What you need to do | Restate each line word for word. Leave out every picture.

Data excerpts |
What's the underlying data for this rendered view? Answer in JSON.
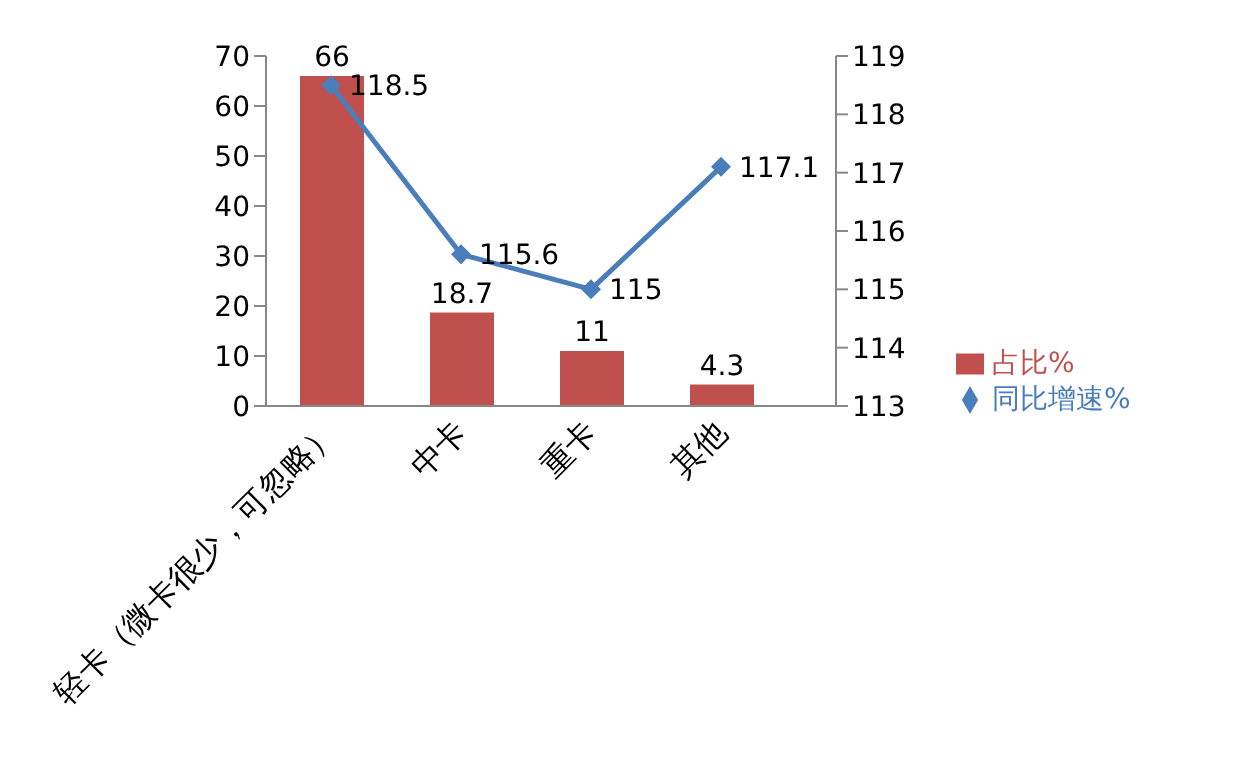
{
  "chart_data": {
    "type": "bar",
    "categories": [
      "轻卡（微卡很少，可忽略）",
      "中卡",
      "重卡",
      "其他"
    ],
    "series": [
      {
        "name": "占比%",
        "color": "#c0504d",
        "values": [
          66,
          18.7,
          11,
          4.3
        ]
      },
      {
        "name": "同比增速%",
        "type": "line",
        "axis": "y2",
        "color": "#4a7ebb",
        "values": [
          118.5,
          115.6,
          115,
          117.1
        ]
      }
    ],
    "ylim": [
      0,
      70
    ],
    "yticks": [
      0,
      10,
      20,
      30,
      40,
      50,
      60,
      70
    ],
    "y2lim": [
      113,
      119
    ],
    "y2ticks": [
      113,
      114,
      115,
      116,
      117,
      118,
      119
    ],
    "data_labels": true,
    "marker": "diamond",
    "line_style": "solid",
    "legend": "right"
  }
}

Final result |
What's the underlying data for this rendered view? Answer in JSON.
{
  "chart_data": {
    "type": "bar",
    "categories": [
      "轻卡（微卡很少，可忽略）",
      "中卡",
      "重卡",
      "其他"
    ],
    "series": [
      {
        "name": "占比%",
        "color": "#c0504d",
        "values": [
          66,
          18.7,
          11,
          4.3
        ]
      },
      {
        "name": "同比增速%",
        "type": "line",
        "axis": "y2",
        "color": "#4a7ebb",
        "values": [
          118.5,
          115.6,
          115,
          117.1
        ]
      }
    ],
    "ylim": [
      0,
      70
    ],
    "yticks": [
      0,
      10,
      20,
      30,
      40,
      50,
      60,
      70
    ],
    "y2lim": [
      113,
      119
    ],
    "y2ticks": [
      113,
      114,
      115,
      116,
      117,
      118,
      119
    ],
    "data_labels": true,
    "marker": "diamond",
    "line_style": "solid",
    "legend": "right"
  }
}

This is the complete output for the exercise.